Source material:
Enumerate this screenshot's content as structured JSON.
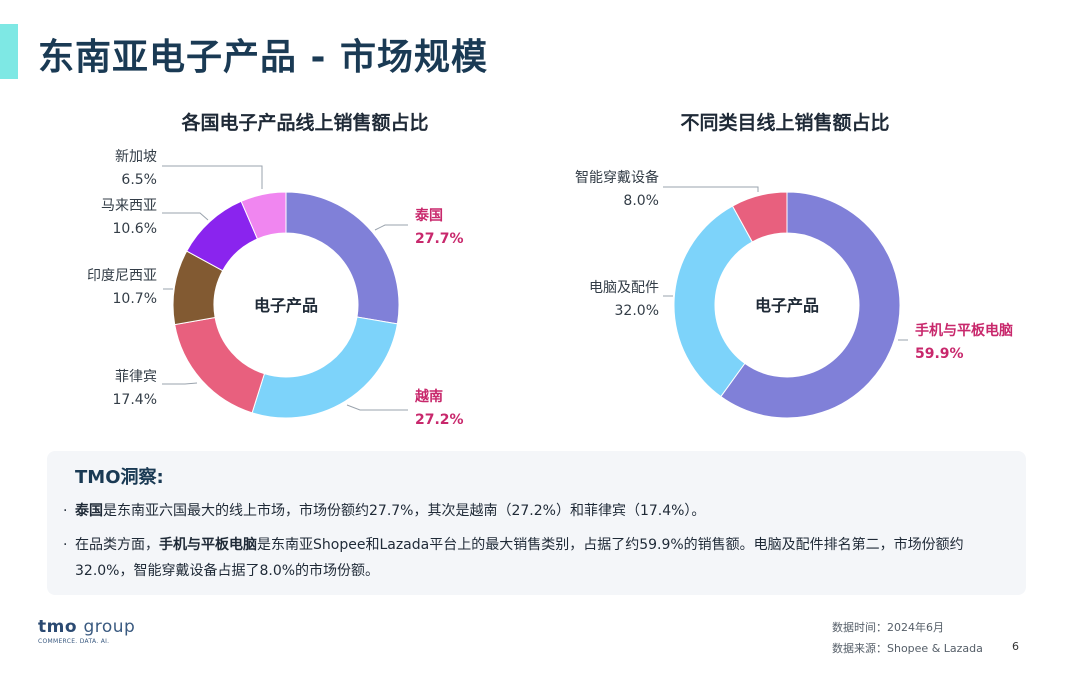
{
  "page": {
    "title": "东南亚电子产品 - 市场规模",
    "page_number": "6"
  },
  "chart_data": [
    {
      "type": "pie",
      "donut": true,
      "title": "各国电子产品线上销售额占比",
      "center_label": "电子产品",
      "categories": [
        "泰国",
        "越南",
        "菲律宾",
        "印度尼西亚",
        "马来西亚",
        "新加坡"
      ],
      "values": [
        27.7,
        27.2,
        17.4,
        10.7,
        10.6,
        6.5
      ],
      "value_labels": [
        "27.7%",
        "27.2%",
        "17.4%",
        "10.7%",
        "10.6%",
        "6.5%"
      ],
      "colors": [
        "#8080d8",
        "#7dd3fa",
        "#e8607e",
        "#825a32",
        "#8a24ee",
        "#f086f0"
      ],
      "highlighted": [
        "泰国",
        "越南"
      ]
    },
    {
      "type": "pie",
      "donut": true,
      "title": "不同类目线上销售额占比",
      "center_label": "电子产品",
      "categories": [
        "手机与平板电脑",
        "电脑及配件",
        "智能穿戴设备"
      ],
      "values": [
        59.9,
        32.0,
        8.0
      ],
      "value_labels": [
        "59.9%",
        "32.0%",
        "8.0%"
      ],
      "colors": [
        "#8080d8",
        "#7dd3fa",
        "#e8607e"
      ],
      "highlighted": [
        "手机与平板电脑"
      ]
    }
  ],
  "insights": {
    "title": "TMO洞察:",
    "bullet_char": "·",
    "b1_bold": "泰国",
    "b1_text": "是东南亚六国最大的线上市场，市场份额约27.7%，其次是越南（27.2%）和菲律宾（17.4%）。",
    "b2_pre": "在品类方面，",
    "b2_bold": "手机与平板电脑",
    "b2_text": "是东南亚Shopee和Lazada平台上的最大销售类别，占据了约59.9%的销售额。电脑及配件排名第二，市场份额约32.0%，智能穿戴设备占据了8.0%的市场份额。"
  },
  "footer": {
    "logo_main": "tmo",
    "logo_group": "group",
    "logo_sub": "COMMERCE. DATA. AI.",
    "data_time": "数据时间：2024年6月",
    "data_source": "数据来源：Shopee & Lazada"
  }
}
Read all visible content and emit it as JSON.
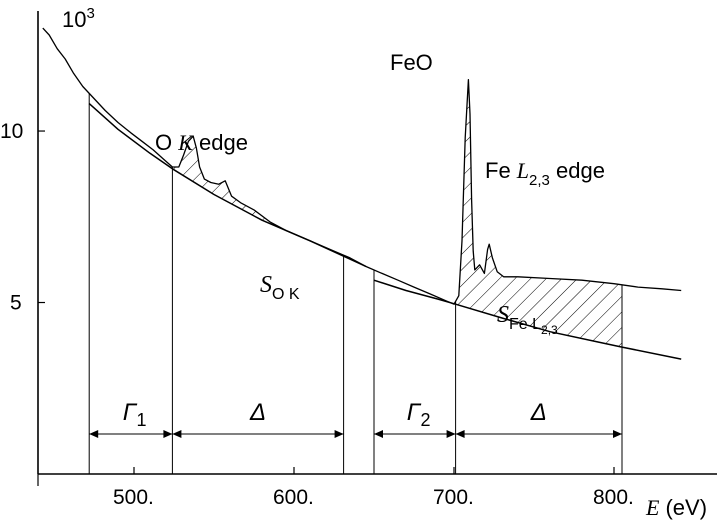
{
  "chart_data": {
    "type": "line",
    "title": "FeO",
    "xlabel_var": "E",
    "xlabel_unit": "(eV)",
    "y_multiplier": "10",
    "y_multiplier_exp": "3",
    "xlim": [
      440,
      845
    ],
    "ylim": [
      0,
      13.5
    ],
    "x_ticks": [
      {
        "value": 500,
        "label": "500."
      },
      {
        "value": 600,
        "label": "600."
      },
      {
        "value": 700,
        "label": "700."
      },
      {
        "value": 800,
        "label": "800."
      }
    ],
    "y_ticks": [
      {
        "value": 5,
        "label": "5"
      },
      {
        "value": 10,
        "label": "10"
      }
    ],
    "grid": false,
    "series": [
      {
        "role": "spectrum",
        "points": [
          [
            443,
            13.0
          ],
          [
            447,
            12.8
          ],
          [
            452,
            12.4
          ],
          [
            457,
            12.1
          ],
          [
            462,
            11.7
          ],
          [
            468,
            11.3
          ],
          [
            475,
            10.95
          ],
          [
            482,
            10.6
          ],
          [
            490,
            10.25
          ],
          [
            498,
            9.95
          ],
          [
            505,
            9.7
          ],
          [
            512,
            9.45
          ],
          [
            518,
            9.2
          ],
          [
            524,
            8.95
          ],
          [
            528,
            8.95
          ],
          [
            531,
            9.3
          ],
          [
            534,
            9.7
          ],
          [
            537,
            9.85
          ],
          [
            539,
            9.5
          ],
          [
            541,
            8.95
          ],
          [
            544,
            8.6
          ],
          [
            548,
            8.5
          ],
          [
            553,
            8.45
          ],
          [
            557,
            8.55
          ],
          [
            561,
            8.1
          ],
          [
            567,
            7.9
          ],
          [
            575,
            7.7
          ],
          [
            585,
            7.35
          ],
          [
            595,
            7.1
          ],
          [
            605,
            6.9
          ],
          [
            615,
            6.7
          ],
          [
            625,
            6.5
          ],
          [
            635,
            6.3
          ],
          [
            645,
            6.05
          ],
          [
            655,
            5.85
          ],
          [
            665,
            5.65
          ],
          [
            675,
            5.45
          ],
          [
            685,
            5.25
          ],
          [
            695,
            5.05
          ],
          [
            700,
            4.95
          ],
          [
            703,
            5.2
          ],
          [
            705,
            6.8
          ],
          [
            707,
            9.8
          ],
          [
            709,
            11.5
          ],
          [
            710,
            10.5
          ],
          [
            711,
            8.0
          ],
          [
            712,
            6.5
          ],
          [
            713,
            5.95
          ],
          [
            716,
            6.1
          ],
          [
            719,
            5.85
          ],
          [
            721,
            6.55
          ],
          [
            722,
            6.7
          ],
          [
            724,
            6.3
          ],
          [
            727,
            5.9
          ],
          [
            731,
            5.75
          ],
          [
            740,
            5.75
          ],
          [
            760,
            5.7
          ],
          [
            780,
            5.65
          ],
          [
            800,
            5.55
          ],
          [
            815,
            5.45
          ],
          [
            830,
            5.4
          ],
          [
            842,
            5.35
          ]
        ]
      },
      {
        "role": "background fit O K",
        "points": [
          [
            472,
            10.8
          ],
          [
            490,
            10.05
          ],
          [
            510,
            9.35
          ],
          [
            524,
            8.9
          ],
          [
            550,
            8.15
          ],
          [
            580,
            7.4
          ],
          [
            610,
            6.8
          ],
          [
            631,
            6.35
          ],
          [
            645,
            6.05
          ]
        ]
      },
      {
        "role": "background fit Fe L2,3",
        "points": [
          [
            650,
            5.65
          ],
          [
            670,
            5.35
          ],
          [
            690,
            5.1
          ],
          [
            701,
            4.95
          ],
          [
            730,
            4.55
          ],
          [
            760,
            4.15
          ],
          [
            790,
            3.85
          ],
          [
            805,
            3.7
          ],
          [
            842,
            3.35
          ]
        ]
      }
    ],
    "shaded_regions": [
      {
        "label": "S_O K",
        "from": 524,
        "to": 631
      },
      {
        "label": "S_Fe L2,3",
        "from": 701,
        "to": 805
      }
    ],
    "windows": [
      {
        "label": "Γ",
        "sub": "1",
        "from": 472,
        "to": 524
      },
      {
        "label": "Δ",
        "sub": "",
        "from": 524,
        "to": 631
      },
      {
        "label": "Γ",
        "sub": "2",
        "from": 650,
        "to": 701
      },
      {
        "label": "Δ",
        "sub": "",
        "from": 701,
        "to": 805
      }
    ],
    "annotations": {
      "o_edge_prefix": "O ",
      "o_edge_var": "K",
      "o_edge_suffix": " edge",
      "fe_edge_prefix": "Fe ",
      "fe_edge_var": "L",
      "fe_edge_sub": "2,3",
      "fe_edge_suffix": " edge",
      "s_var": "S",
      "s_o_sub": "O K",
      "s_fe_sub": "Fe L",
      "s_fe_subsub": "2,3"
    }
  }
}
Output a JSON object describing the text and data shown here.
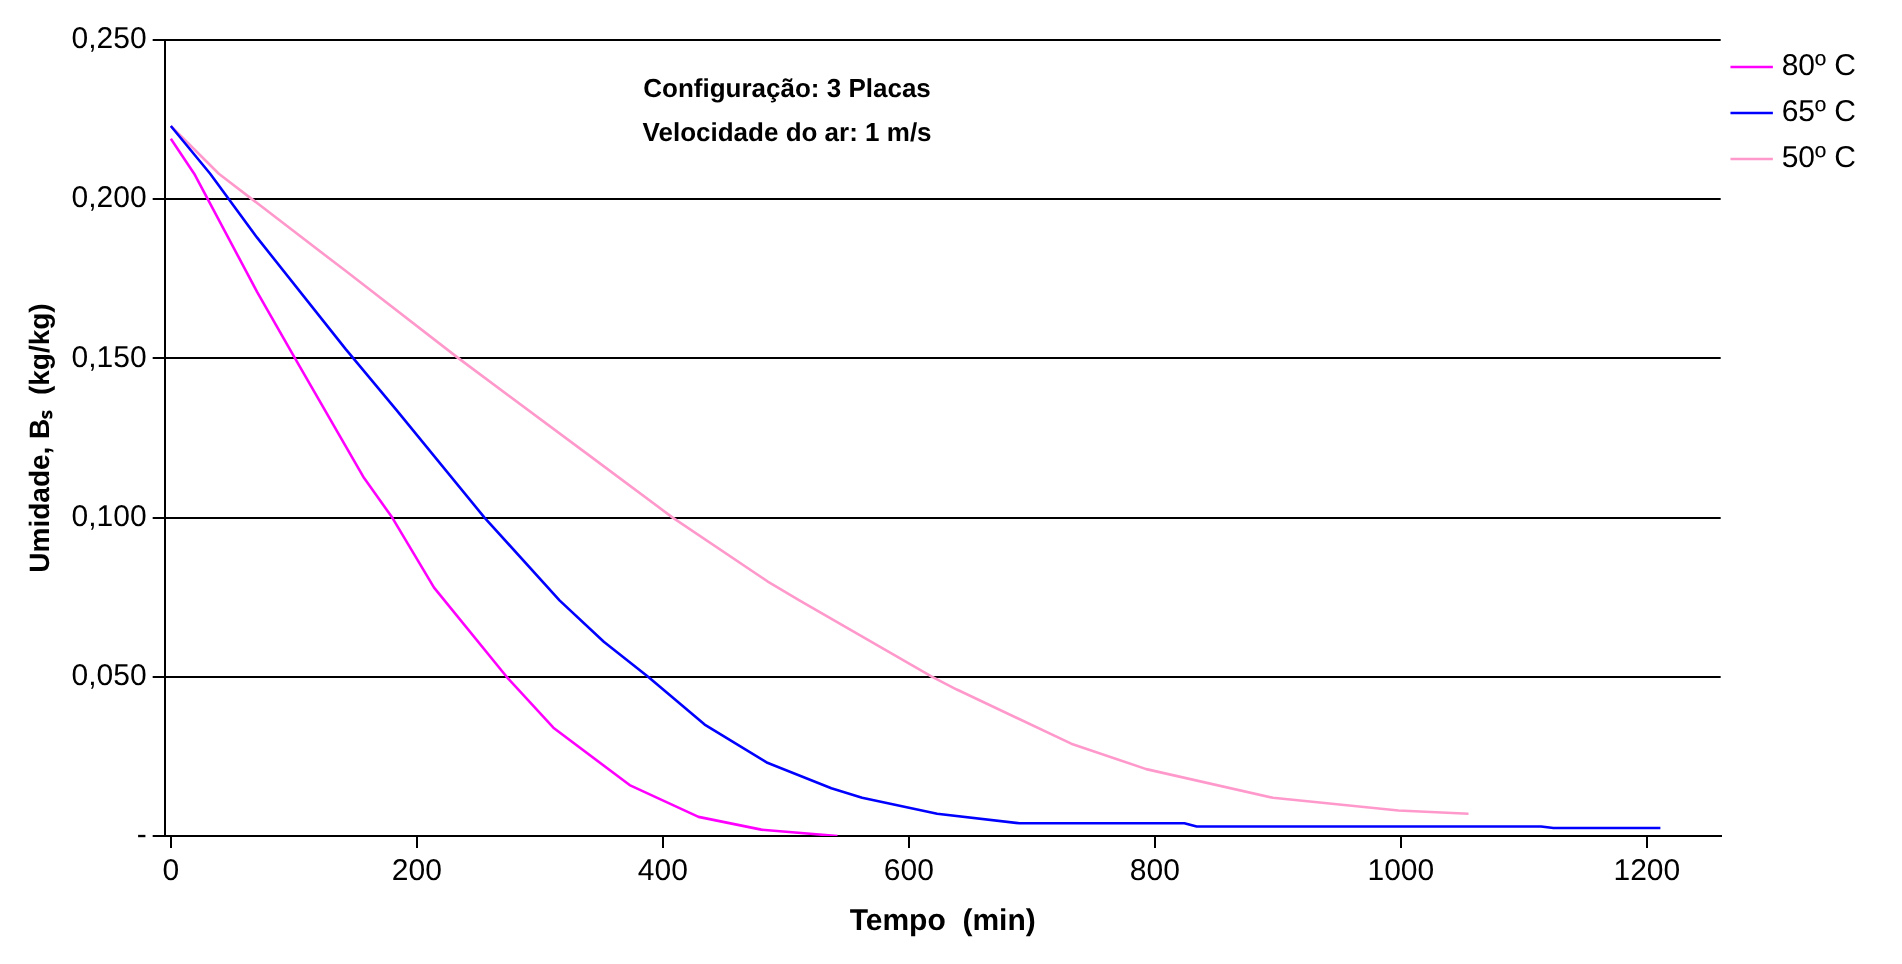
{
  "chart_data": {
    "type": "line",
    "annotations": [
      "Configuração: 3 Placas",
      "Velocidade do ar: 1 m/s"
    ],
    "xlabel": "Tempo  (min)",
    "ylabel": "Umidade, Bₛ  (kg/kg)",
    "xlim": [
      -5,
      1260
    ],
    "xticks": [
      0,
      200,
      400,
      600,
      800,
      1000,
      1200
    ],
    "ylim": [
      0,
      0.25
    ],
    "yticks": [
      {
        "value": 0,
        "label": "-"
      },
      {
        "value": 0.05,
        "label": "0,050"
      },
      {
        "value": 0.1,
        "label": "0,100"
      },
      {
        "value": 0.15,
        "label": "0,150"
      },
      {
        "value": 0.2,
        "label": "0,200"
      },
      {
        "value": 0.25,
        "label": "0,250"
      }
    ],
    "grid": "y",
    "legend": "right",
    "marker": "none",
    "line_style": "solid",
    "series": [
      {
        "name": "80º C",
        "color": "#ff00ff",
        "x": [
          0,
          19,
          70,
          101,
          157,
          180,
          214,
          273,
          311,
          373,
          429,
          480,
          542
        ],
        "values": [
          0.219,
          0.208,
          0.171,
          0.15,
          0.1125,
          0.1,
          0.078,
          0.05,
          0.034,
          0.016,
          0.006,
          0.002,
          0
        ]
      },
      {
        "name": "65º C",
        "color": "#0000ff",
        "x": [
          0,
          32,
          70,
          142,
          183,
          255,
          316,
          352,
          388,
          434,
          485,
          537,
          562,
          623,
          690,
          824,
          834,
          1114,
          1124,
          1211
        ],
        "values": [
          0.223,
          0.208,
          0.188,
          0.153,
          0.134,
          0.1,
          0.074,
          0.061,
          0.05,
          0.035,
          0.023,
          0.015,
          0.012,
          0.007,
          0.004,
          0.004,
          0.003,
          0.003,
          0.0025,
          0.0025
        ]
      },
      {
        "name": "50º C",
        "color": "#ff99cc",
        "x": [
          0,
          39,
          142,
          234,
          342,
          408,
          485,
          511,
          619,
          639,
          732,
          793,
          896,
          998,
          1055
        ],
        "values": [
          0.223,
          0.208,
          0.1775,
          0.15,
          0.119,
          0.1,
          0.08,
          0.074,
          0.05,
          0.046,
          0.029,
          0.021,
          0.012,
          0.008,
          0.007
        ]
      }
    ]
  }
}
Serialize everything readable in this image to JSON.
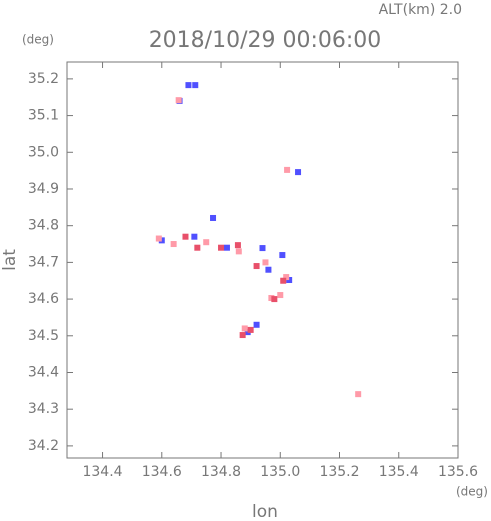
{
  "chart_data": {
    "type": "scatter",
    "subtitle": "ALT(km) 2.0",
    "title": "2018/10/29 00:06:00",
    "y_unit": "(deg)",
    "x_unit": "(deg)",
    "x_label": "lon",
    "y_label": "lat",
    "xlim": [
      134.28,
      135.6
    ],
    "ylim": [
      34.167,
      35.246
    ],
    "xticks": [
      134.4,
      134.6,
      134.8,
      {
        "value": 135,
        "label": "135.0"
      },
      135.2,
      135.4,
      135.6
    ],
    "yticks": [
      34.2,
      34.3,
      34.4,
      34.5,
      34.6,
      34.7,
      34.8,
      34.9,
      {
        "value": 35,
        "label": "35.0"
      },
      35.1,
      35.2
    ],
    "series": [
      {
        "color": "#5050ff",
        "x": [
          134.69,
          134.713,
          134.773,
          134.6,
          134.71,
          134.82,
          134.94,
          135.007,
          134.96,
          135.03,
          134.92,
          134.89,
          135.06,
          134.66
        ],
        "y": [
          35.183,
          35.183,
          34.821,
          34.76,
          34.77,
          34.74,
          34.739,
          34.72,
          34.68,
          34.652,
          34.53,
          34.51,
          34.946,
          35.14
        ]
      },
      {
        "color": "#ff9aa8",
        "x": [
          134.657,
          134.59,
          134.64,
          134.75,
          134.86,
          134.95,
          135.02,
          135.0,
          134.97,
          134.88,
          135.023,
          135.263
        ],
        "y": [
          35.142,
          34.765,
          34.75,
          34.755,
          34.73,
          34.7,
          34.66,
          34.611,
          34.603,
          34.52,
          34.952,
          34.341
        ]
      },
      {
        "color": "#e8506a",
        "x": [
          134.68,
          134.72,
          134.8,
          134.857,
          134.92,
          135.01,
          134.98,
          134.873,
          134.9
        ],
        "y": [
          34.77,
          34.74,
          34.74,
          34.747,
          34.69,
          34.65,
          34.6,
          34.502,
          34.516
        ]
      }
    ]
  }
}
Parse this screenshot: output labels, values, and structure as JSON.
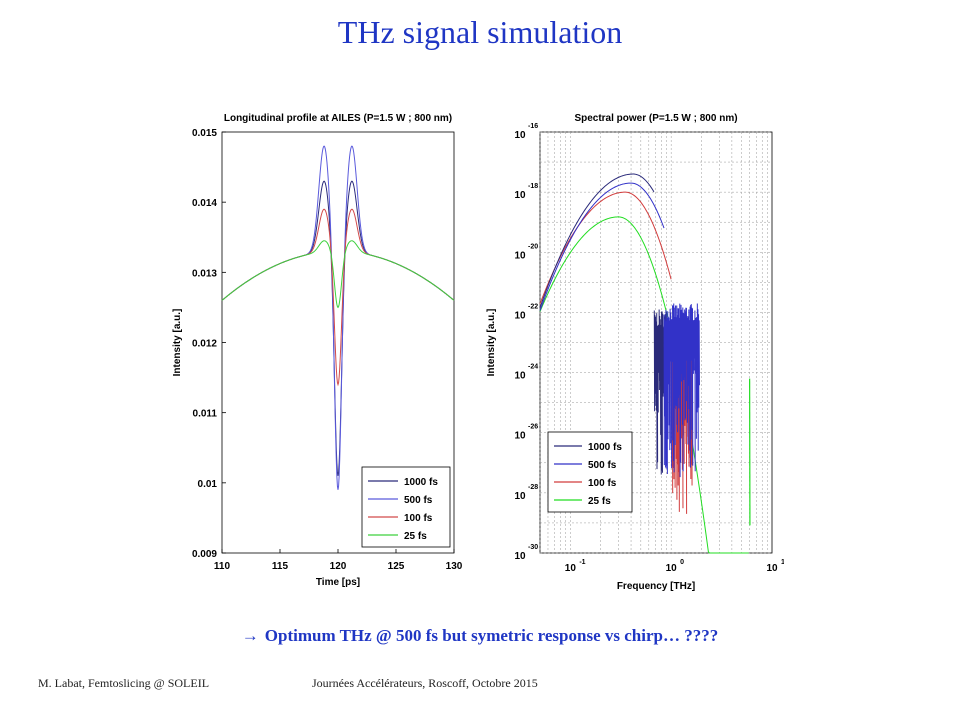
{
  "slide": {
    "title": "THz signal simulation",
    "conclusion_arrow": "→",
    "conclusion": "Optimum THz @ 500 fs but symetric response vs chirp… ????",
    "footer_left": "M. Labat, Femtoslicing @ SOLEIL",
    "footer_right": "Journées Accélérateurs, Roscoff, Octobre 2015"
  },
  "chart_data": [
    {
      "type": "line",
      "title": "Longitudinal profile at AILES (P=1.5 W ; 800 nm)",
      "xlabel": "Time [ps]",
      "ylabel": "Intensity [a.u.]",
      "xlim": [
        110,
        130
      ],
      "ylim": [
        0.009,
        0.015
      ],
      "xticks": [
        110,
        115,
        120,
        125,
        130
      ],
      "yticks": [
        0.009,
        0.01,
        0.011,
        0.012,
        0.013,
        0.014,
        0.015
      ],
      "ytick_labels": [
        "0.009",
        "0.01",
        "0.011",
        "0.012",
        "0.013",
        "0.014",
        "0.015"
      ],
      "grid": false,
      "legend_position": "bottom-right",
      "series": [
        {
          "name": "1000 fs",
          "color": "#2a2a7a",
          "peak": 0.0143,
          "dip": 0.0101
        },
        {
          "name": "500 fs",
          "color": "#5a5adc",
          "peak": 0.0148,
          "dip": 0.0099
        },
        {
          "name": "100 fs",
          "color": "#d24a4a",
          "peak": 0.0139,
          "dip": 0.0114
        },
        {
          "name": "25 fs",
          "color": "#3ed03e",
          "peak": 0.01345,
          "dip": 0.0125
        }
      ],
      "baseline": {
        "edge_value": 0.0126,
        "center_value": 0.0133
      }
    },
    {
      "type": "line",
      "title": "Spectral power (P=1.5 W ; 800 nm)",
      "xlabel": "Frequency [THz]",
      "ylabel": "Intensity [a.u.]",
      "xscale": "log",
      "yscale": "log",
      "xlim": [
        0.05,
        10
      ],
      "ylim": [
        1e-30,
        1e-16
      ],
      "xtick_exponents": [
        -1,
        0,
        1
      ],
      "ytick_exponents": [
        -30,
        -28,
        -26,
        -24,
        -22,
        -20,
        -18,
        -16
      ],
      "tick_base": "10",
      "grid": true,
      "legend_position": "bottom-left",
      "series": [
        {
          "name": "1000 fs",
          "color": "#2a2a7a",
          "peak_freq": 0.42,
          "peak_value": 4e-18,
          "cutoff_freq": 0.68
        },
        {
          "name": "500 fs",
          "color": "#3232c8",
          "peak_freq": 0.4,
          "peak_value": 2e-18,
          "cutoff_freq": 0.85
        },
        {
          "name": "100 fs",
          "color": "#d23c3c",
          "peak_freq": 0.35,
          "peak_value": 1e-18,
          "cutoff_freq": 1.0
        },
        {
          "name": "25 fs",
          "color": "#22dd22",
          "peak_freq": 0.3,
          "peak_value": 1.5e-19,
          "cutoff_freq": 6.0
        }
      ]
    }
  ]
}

Short exercise:
Which lines hold the word "JSON"? Copy every one of them.

Correct result:
Enumerate this screenshot's content as structured JSON.
Read all visible content and emit it as JSON.
Output a JSON object describing the text and data shown here.
Serialize everything readable in this image to JSON.
Parse this screenshot: output labels, values, and structure as JSON.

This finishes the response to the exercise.